# [READING TEXT]
[Start of Attachment]
Malaria cases drop by 62pc
Bangladesh witnessed a remarkable 62 percent decline in the prevalence of malaria in 2017-18, said a World Health Organization report.
There were a total of 5,133 presumed and confirmed malaria cases detected in 2017, which dropped to 1,919 the following year.
Praising Bangladesh for its efforts to eradicate the mosquito-borne disease, the report said, “Two countries in the region reported substantial decline in total reported cases between 2017 and 2018: by 62 percent in Bangladesh and by 21 percent in Thailand.”
In Bangladesh, only seven malaria patients died in 2018, which was 13 in 2017. The number was 37 in 2010, the report mentioned.
WHO, in its “World Malaria Report 2019” released on December 4, said women, children and economically vulnerable groups were hit the hardest. It summed up the progress made by countries and the current problems to overcome.
This year, Bangladesh witnessed the deadliest attack of dengue, another mosquito-borne disease that killed 112 people, although unofficial figures are much higher.
Dengue was first confined to Dhaka, but it later spread across the country. So far, more than one lakh dengue patients have been treated in hospitals across the country this year.
Experts said it was possible to tackle the disease if Bangladesh took long term, organised steps, similar to the ones it took on malaria.
[End of Attachment]
Extracted records:
[Start of Attachment]
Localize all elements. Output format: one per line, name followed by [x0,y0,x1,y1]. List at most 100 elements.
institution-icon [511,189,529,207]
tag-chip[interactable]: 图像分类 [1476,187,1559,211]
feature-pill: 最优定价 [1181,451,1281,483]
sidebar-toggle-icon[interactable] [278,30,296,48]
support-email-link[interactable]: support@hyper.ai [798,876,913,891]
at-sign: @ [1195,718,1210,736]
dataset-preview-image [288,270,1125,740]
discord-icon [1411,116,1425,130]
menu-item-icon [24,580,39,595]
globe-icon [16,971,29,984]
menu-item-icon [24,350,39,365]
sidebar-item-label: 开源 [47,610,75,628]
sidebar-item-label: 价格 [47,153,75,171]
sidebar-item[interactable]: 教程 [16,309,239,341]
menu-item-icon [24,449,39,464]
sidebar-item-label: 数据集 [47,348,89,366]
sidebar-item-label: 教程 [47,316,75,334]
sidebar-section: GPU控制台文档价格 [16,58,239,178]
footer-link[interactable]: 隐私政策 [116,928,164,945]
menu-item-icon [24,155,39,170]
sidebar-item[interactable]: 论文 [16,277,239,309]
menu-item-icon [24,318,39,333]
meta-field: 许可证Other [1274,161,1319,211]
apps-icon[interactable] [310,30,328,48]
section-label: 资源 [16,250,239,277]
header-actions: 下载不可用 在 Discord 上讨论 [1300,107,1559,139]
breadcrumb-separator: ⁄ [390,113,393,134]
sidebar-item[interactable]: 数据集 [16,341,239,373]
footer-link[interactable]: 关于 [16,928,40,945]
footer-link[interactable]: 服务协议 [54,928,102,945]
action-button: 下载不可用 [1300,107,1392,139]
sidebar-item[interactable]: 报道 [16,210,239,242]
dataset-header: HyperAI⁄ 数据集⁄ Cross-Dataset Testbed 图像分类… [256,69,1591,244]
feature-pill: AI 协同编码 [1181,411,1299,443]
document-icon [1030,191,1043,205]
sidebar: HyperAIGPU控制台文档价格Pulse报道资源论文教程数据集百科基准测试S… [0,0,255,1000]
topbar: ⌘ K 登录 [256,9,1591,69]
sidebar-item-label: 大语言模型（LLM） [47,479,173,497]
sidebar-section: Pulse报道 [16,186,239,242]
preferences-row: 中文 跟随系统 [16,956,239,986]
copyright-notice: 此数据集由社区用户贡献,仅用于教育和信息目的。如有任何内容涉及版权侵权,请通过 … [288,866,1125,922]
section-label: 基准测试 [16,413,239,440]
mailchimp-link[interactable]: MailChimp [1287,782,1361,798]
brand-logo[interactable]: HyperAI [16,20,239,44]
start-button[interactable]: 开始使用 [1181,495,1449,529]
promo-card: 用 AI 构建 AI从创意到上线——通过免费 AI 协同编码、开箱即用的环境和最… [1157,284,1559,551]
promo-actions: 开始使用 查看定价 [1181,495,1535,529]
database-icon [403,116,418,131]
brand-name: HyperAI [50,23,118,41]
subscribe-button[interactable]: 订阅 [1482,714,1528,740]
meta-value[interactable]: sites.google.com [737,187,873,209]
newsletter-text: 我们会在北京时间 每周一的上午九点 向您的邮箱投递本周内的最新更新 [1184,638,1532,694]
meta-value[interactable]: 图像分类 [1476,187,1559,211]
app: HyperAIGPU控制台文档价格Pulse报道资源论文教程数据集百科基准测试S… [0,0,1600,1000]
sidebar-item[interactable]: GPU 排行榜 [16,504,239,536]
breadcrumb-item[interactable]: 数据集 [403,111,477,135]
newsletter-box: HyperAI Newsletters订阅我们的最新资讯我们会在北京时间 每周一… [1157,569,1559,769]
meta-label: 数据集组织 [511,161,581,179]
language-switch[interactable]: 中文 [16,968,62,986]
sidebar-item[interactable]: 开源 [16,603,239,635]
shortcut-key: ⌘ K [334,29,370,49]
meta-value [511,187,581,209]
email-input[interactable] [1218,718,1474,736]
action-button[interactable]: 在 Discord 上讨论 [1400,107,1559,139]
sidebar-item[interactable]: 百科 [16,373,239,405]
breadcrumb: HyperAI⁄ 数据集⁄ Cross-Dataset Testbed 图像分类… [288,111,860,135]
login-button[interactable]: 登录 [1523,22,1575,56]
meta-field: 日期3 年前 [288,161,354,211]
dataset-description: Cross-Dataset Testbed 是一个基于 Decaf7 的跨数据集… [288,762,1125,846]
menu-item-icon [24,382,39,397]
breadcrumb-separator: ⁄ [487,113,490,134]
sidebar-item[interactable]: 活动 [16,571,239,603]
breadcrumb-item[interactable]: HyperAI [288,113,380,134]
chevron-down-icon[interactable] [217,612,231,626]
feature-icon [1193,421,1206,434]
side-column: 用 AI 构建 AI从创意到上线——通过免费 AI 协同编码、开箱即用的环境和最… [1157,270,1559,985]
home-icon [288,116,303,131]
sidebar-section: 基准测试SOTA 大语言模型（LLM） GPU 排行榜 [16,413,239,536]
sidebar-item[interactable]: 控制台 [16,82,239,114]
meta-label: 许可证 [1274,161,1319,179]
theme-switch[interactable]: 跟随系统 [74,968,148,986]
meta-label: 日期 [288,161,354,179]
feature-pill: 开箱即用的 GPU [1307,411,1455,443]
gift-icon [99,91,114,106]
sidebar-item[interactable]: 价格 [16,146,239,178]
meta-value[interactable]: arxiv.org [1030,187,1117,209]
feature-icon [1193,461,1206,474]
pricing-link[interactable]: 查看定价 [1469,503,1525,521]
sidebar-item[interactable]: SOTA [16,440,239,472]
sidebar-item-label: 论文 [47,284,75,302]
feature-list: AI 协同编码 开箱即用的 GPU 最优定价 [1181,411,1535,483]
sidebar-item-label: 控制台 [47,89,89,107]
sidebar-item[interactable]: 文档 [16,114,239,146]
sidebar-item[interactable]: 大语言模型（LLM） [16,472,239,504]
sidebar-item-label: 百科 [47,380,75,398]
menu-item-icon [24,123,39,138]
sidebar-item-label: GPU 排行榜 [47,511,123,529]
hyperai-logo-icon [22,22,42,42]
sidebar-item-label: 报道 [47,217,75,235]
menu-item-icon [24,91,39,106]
[End of Attachment]
# [REQUIREMENT]
Output the passage of the malaria report text between "Malaria cases drop" and "problems to overcome.", inclusive, copied word for word.

# [WRITTEN SOLUTION]
Malaria cases drop by 62pc
Bangladesh witnessed a remarkable 62 percent decline in the prevalence of malaria in 2017-18, said a World Health Organization report.
There were a total of 5,133 presumed and confirmed malaria cases detected in 2017, which dropped to 1,919 the following year.
Praising Bangladesh for its efforts to eradicate the mosquito-borne disease, the report said, “Two countries in the region reported substantial decline in total reported cases between 2017 and 2018: by 62 percent in Bangladesh and by 21 percent in Thailand.”
In Bangladesh, only seven malaria patients died in 2018, which was 13 in 2017. The number was 37 in 2010, the report mentioned.
WHO, in its “World Malaria Report 2019” released on December 4, said women, children and economically vulnerable groups were hit the hardest. It summed up the progress made by countries and the current problems to overcome.